(Records contained in a dataset)
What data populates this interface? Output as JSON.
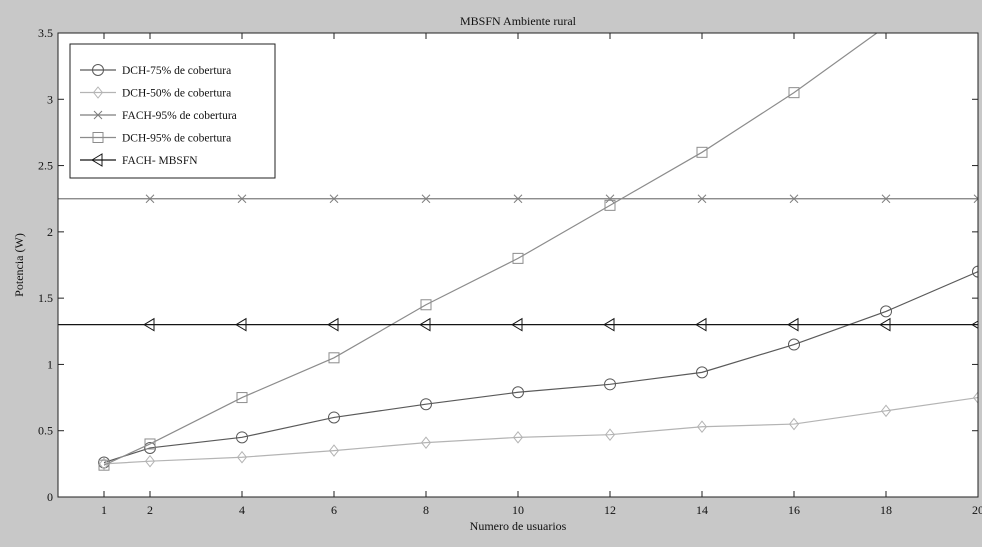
{
  "chart_data": {
    "type": "line",
    "title": "MBSFN Ambiente rural",
    "xlabel": "Numero de usuarios",
    "ylabel": "Potencia (W)",
    "xlim": [
      0,
      20
    ],
    "ylim": [
      0,
      3.5
    ],
    "xticks": [
      1,
      2,
      4,
      6,
      8,
      10,
      12,
      14,
      16,
      18,
      20
    ],
    "yticks": [
      0,
      0.5,
      1,
      1.5,
      2,
      2.5,
      3,
      3.5
    ],
    "grid": false,
    "legend_position": "top-left",
    "series": [
      {
        "name": "DCH-75% de cobertura",
        "marker": "circle",
        "color": "#5a5a5a",
        "x": [
          1,
          2,
          4,
          6,
          8,
          10,
          12,
          14,
          16,
          18,
          20
        ],
        "y": [
          0.26,
          0.37,
          0.45,
          0.6,
          0.7,
          0.79,
          0.85,
          0.94,
          1.15,
          1.4,
          1.7
        ]
      },
      {
        "name": "DCH-50% de cobertura",
        "marker": "diamond",
        "color": "#b4b4b4",
        "x": [
          1,
          2,
          4,
          6,
          8,
          10,
          12,
          14,
          16,
          18,
          20
        ],
        "y": [
          0.25,
          0.27,
          0.3,
          0.35,
          0.41,
          0.45,
          0.47,
          0.53,
          0.55,
          0.65,
          0.75
        ]
      },
      {
        "name": "FACH-95% de cobertura",
        "marker": "x",
        "color": "#7d7d7d",
        "x": [
          0,
          2,
          4,
          6,
          8,
          10,
          12,
          14,
          16,
          18,
          20
        ],
        "y": [
          2.25,
          2.25,
          2.25,
          2.25,
          2.25,
          2.25,
          2.25,
          2.25,
          2.25,
          2.25,
          2.25
        ]
      },
      {
        "name": "DCH-95% de cobertura",
        "marker": "square",
        "color": "#8c8c8c",
        "x": [
          1,
          2,
          4,
          6,
          8,
          10,
          12,
          14,
          16,
          18
        ],
        "y": [
          0.24,
          0.4,
          0.75,
          1.05,
          1.45,
          1.8,
          2.2,
          2.6,
          3.05,
          3.55
        ]
      },
      {
        "name": "FACH- MBSFN",
        "marker": "triangle-left",
        "color": "#141414",
        "x": [
          0,
          2,
          4,
          6,
          8,
          10,
          12,
          14,
          16,
          18,
          20
        ],
        "y": [
          1.3,
          1.3,
          1.3,
          1.3,
          1.3,
          1.3,
          1.3,
          1.3,
          1.3,
          1.3,
          1.3
        ]
      }
    ]
  }
}
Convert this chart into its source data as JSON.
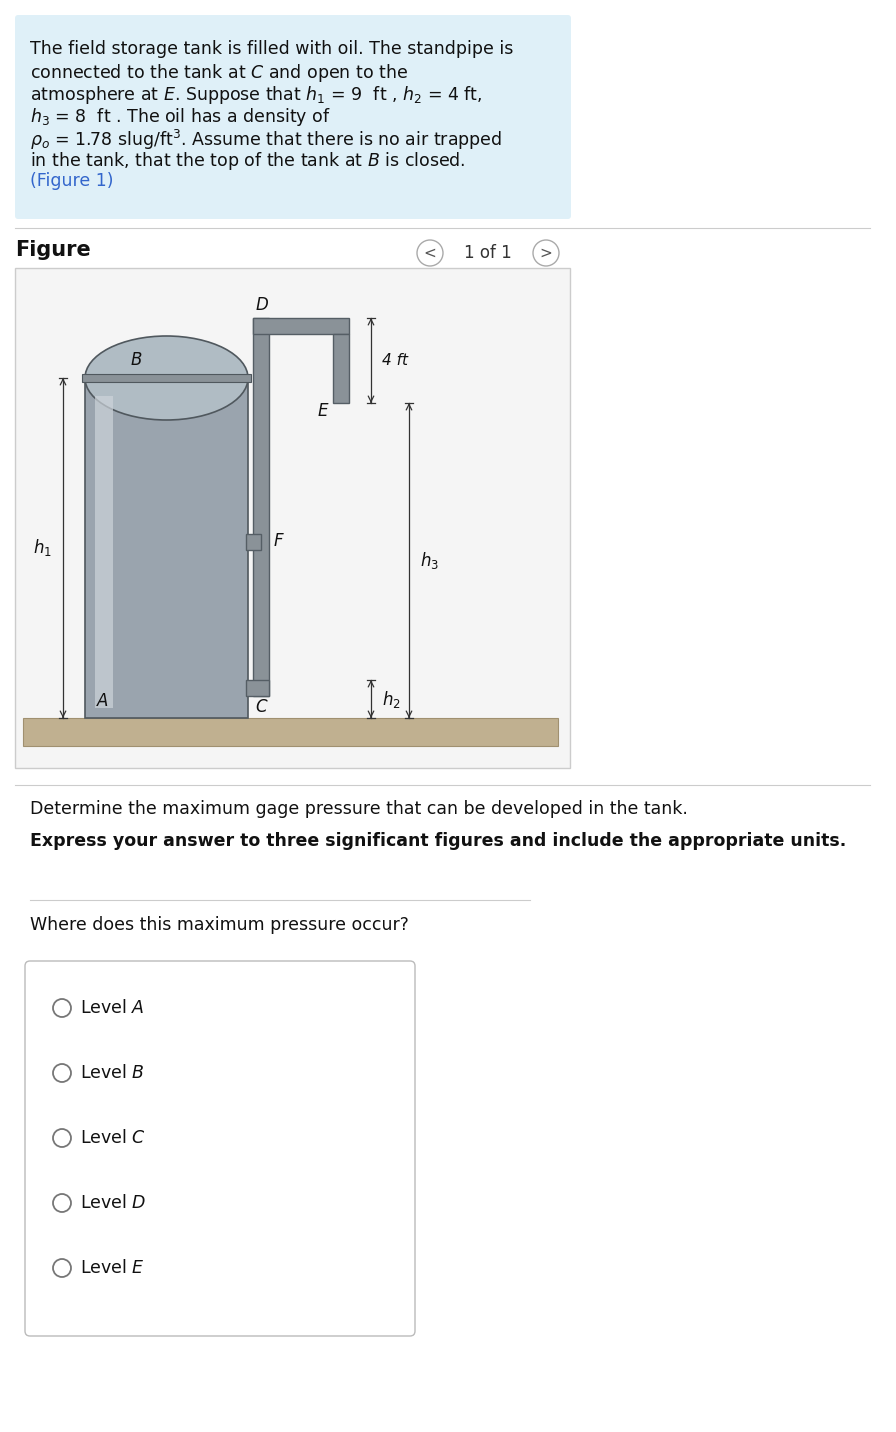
{
  "bg_color": "#ffffff",
  "text_box_bg": "#dff0f8",
  "separator_color": "#cccccc",
  "tank_color": "#9aa4ae",
  "tank_highlight": "#c0c8d0",
  "tank_shadow": "#6e7880",
  "pipe_color": "#8a9298",
  "pipe_edge": "#555e65",
  "ground_color": "#c0b090",
  "ground_edge": "#a09070",
  "fig_bg": "#f5f5f5",
  "fig_border": "#cccccc",
  "question1": "Determine the maximum gage pressure that can be developed in the tank.",
  "question2": "Express your answer to three significant figures and include the appropriate units.",
  "question3": "Where does this maximum pressure occur?",
  "options": [
    "Level $A$",
    "Level $B$",
    "Level $C$",
    "Level $D$",
    "Level $E$"
  ]
}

#### [TASK DETAILS]
Within the data above, count the lines that contain the string "marker"; the reply is the number alone.

#### [EXERCISE SOLUTION]
5